(Data extracted from a collection)

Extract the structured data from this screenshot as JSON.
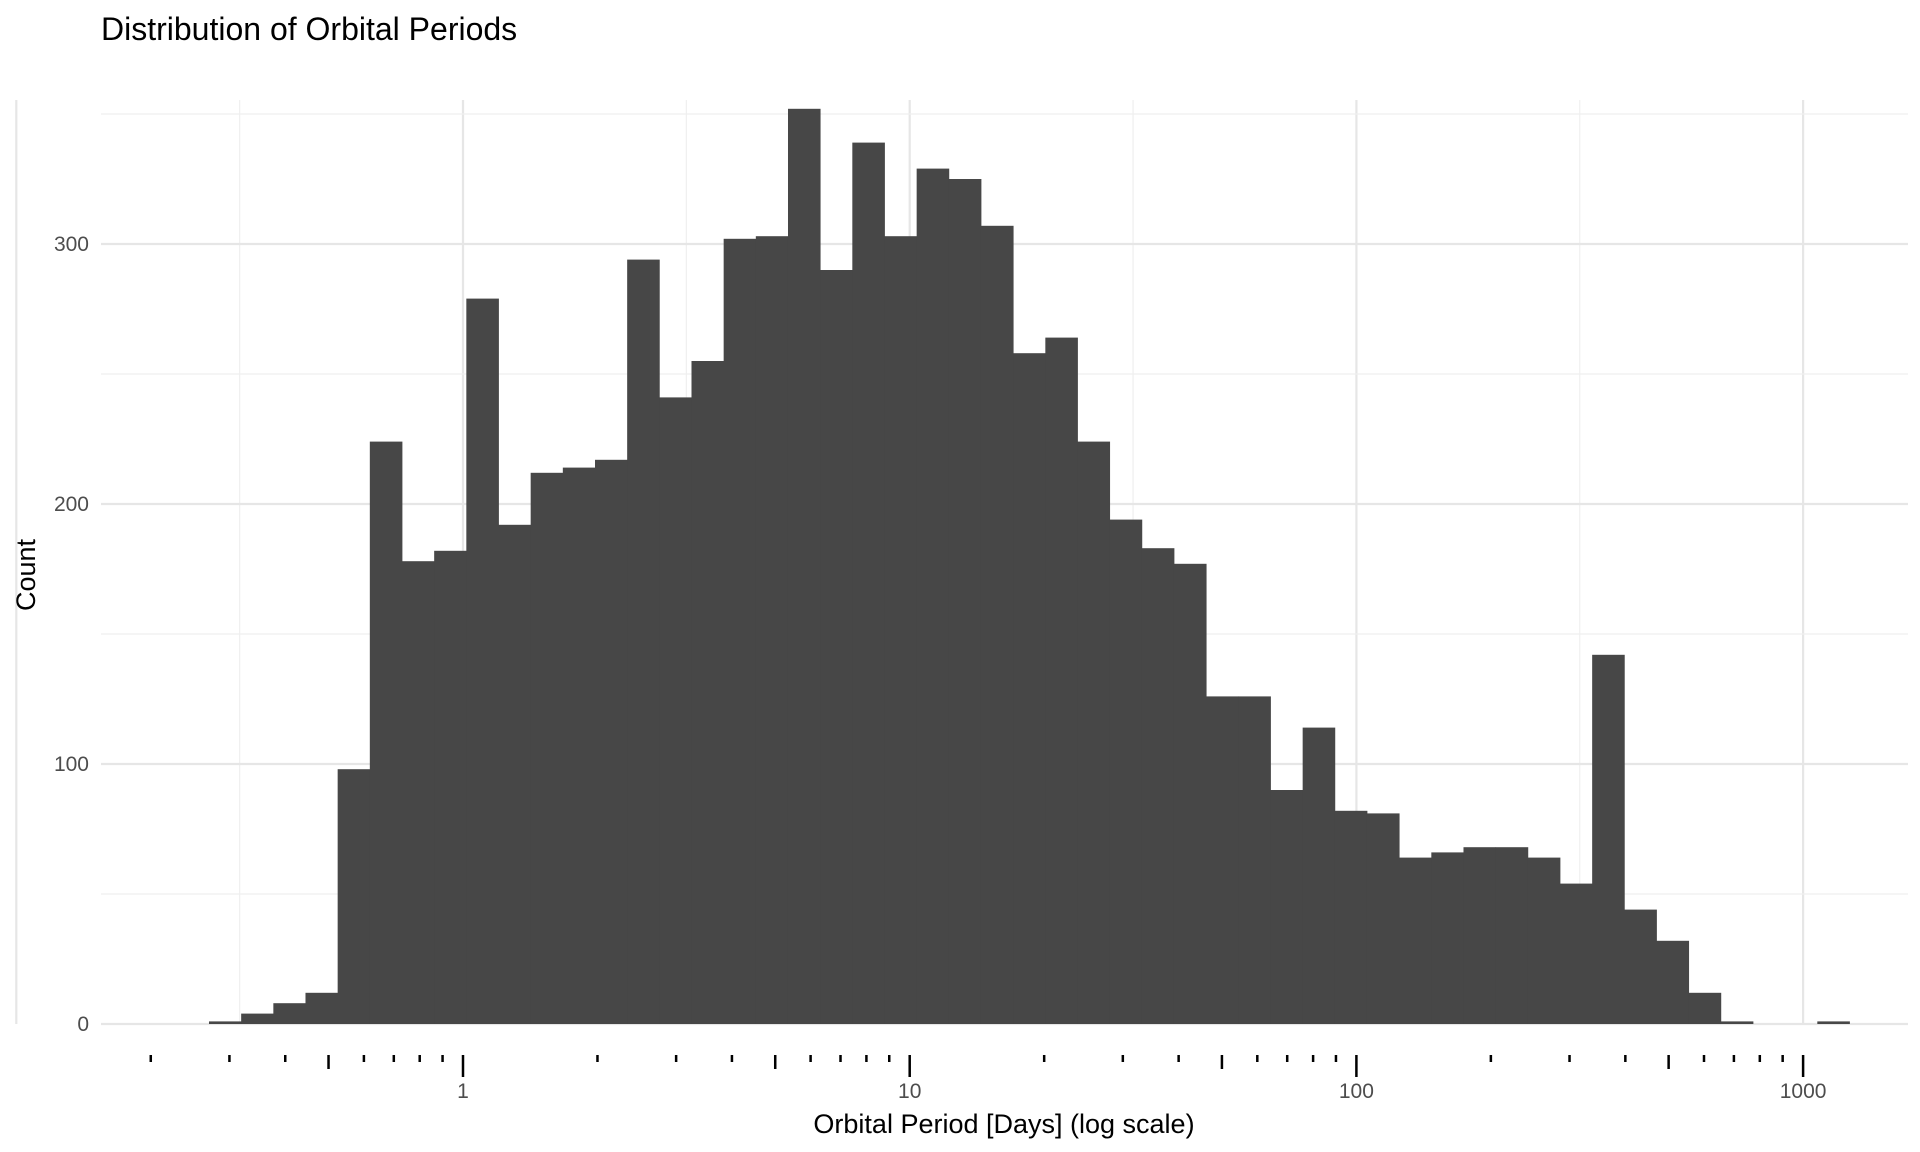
{
  "chart_data": {
    "type": "bar",
    "title": "Distribution of Orbital Periods",
    "xlabel": "Orbital Period [Days] (log scale)",
    "ylabel": "Count",
    "x_scale": "log10",
    "xlim": [
      0.18,
      1500
    ],
    "ylim": [
      0,
      360
    ],
    "x_tick_labels": [
      {
        "value": 1,
        "label": "1"
      },
      {
        "value": 10,
        "label": "10"
      },
      {
        "value": 100,
        "label": "100"
      },
      {
        "value": 1000,
        "label": "1000"
      }
    ],
    "y_tick_labels": [
      {
        "value": 0,
        "label": "0"
      },
      {
        "value": 100,
        "label": "100"
      },
      {
        "value": 200,
        "label": "200"
      },
      {
        "value": 300,
        "label": "300"
      }
    ],
    "grid": true,
    "bar_color": "#474747",
    "bin_edges": [
      0.27,
      0.3187,
      0.3762,
      0.444,
      0.5241,
      0.6186,
      0.7302,
      0.8619,
      1.0173,
      1.2008,
      1.4174,
      1.6729,
      1.9747,
      2.3308,
      2.7511,
      3.2473,
      3.8329,
      4.5241,
      5.34,
      6.3031,
      7.4398,
      8.7815,
      10.365,
      12.234,
      14.441,
      17.046,
      20.12,
      23.748,
      28.031,
      33.087,
      39.054,
      46.097,
      54.41,
      64.222,
      75.805,
      89.476,
      105.61,
      124.66,
      147.14,
      173.67,
      205.0,
      241.97,
      285.6,
      337.11,
      397.9,
      469.66,
      554.36,
      654.33,
      772.34,
      911.63,
      1076.0,
      1270.1
    ],
    "counts": [
      1,
      4,
      8,
      12,
      98,
      224,
      178,
      182,
      279,
      192,
      212,
      214,
      217,
      294,
      241,
      255,
      302,
      303,
      352,
      290,
      339,
      303,
      329,
      325,
      307,
      258,
      264,
      224,
      194,
      183,
      177,
      126,
      126,
      90,
      114,
      82,
      81,
      64,
      66,
      68,
      68,
      64,
      54,
      142,
      44,
      32,
      12,
      1,
      0,
      0,
      1
    ]
  }
}
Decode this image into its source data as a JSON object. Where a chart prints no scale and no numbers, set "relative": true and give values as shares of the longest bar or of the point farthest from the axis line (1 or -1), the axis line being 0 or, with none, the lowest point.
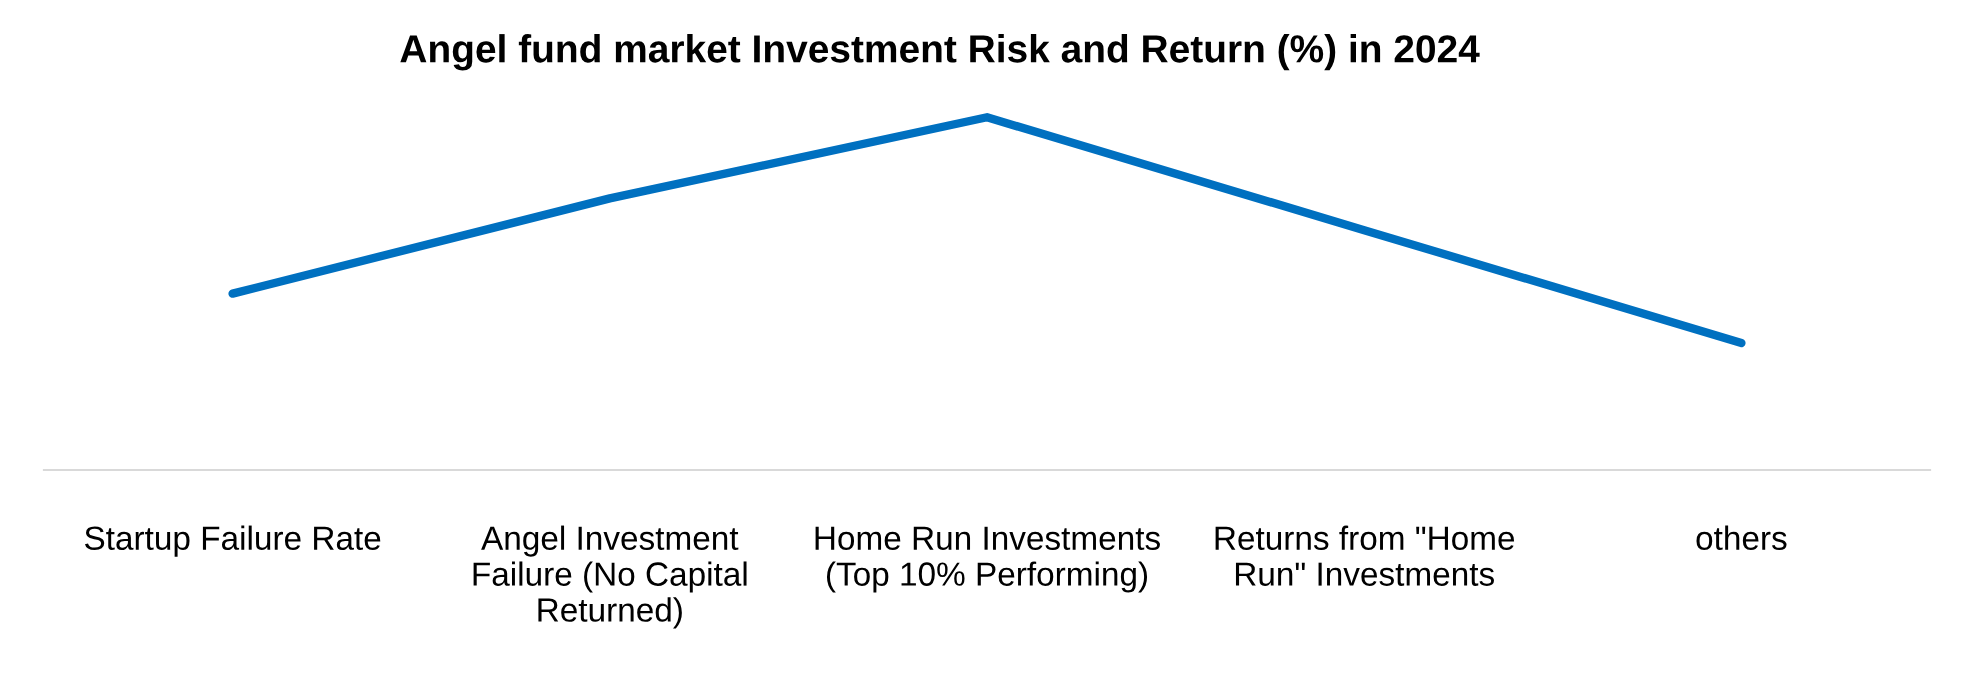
{
  "chart_data": {
    "type": "line",
    "title": "Angel fund market Investment Risk and Return (%) in 2024",
    "categories": [
      "Startup Failure Rate",
      "Angel Investment Failure (No Capital Returned)",
      "Home Run Investments (Top 10% Performing)",
      "Returns from \"Home Run\" Investments",
      "others"
    ],
    "series": [
      {
        "color": "#0070c0",
        "values": [
          0.5,
          0.77,
          1,
          0.68,
          0.36
        ]
      }
    ],
    "relative": true,
    "grid": false,
    "legend": false,
    "marker": "none",
    "line_style": "solid"
  }
}
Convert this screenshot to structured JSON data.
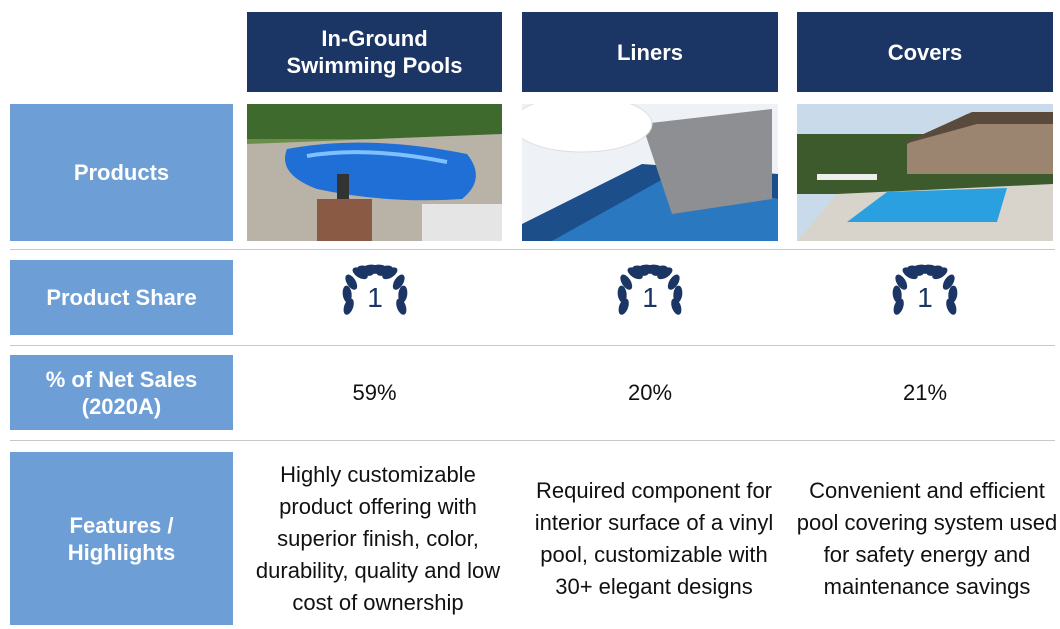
{
  "columns": [
    "In-Ground Swimming Pools",
    "Liners",
    "Covers"
  ],
  "rows": [
    {
      "label": "Products"
    },
    {
      "label": "Product Share",
      "values": [
        "1",
        "1",
        "1"
      ]
    },
    {
      "label": "% of Net Sales (2020A)",
      "values": [
        "59%",
        "20%",
        "21%"
      ]
    },
    {
      "label": "Features / Highlights",
      "values": [
        "Highly customizable product offering with superior finish, color, durability, quality and low cost of ownership",
        "Required component for interior surface of a vinyl pool, customizable with 30+ elegant designs",
        "Convenient and efficient pool covering system used for safety energy and maintenance savings"
      ]
    }
  ]
}
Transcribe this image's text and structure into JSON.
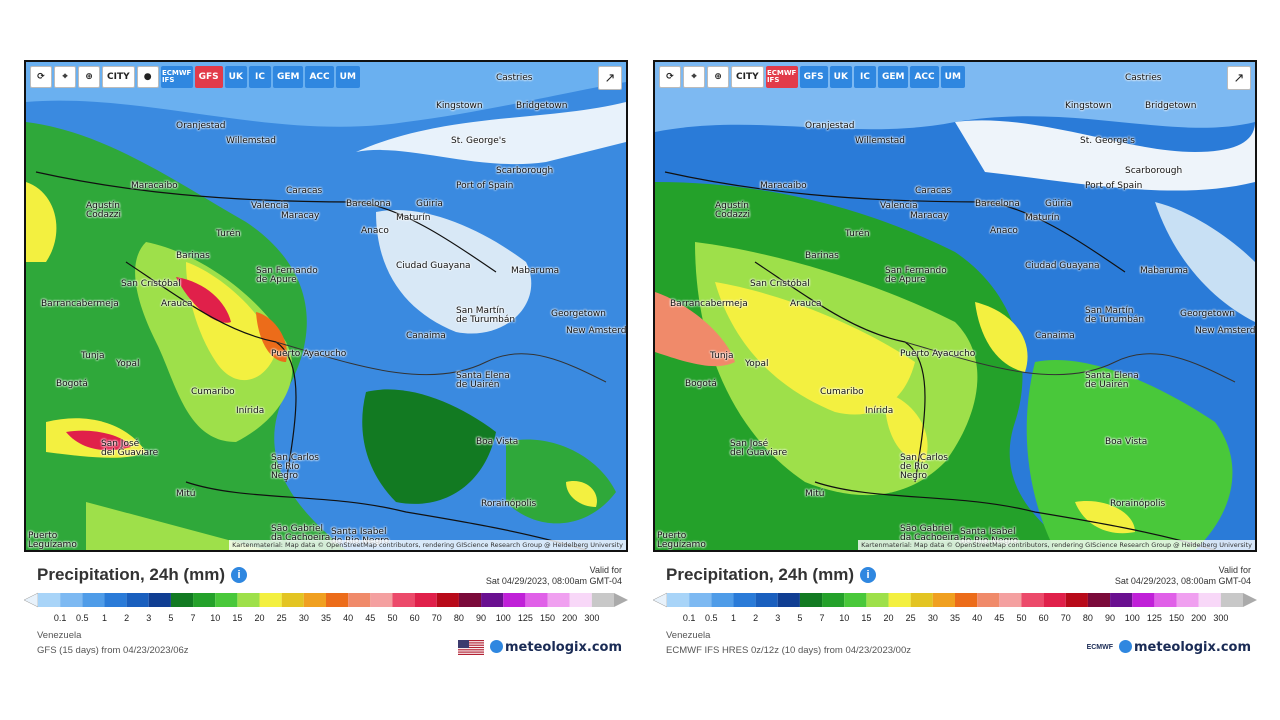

**Instruction**
Your task is to reproduce all of the material exactly. The pictures stay out.

**Full output**
Extract the structured data from this screenshot as JSON.
{
  "chart_data": {
    "type": "bar",
    "title": "Distribution of Orbital Periods",
    "xlabel": "Orbital Period [Days] (log scale)",
    "ylabel": "Count",
    "x_scale": "log10",
    "xlim": [
      0.18,
      1500
    ],
    "ylim": [
      0,
      360
    ],
    "x_tick_labels": [
      {
        "value": 1,
        "label": "1"
      },
      {
        "value": 10,
        "label": "10"
      },
      {
        "value": 100,
        "label": "100"
      },
      {
        "value": 1000,
        "label": "1000"
      }
    ],
    "y_tick_labels": [
      {
        "value": 0,
        "label": "0"
      },
      {
        "value": 100,
        "label": "100"
      },
      {
        "value": 200,
        "label": "200"
      },
      {
        "value": 300,
        "label": "300"
      }
    ],
    "grid": true,
    "bar_color": "#474747",
    "bin_edges": [
      0.27,
      0.3187,
      0.3762,
      0.444,
      0.5241,
      0.6186,
      0.7302,
      0.8619,
      1.0173,
      1.2008,
      1.4174,
      1.6729,
      1.9747,
      2.3308,
      2.7511,
      3.2473,
      3.8329,
      4.5241,
      5.34,
      6.3031,
      7.4398,
      8.7815,
      10.365,
      12.234,
      14.441,
      17.046,
      20.12,
      23.748,
      28.031,
      33.087,
      39.054,
      46.097,
      54.41,
      64.222,
      75.805,
      89.476,
      105.61,
      124.66,
      147.14,
      173.67,
      205.0,
      241.97,
      285.6,
      337.11,
      397.9,
      469.66,
      554.36,
      654.33,
      772.34,
      911.63,
      1076.0,
      1270.1
    ],
    "counts": [
      1,
      4,
      8,
      12,
      98,
      224,
      178,
      182,
      279,
      192,
      212,
      214,
      217,
      294,
      241,
      255,
      302,
      303,
      352,
      290,
      339,
      303,
      329,
      325,
      307,
      258,
      264,
      224,
      194,
      183,
      177,
      126,
      126,
      90,
      114,
      82,
      81,
      64,
      66,
      68,
      68,
      64,
      54,
      142,
      44,
      32,
      12,
      1,
      0,
      0,
      1
    ]
  }
}
Decode this image into its source data as a JSON object. Where a chart prints no scale and no numbers, set "relative": true and give values as shares of the longest bar or of the point farthest from the axis line (1 or -1), the axis line being 0 or, with none, the lowest point.
{
  "chart_data": {
    "type": "line",
    "title": "Angel fund market Investment Risk and Return (%) in 2024",
    "categories": [
      "Startup Failure Rate",
      "Angel Investment Failure (No Capital Returned)",
      "Home Run Investments (Top 10% Performing)",
      "Returns from \"Home Run\" Investments",
      "others"
    ],
    "series": [
      {
        "color": "#0070c0",
        "values": [
          0.5,
          0.77,
          1,
          0.68,
          0.36
        ]
      }
    ],
    "relative": true,
    "grid": false,
    "legend": false,
    "marker": "none",
    "line_style": "solid"
  }
}
Convert this screenshot to structured JSON data.
{
  "columns": [
    "In-Ground Swimming Pools",
    "Liners",
    "Covers"
  ],
  "rows": [
    {
      "label": "Products"
    },
    {
      "label": "Product Share",
      "values": [
        "1",
        "1",
        "1"
      ]
    },
    {
      "label": "% of Net Sales (2020A)",
      "values": [
        "59%",
        "20%",
        "21%"
      ]
    },
    {
      "label": "Features / Highlights",
      "values": [
        "Highly customizable product offering with superior finish, color, durability, quality and low cost of ownership",
        "Required component for interior surface of a vinyl pool, customizable with 30+ elegant designs",
        "Convenient and efficient pool covering system used for safety energy and maintenance savings"
      ]
    }
  ]
}
Transcribe this image's text and structure into JSON.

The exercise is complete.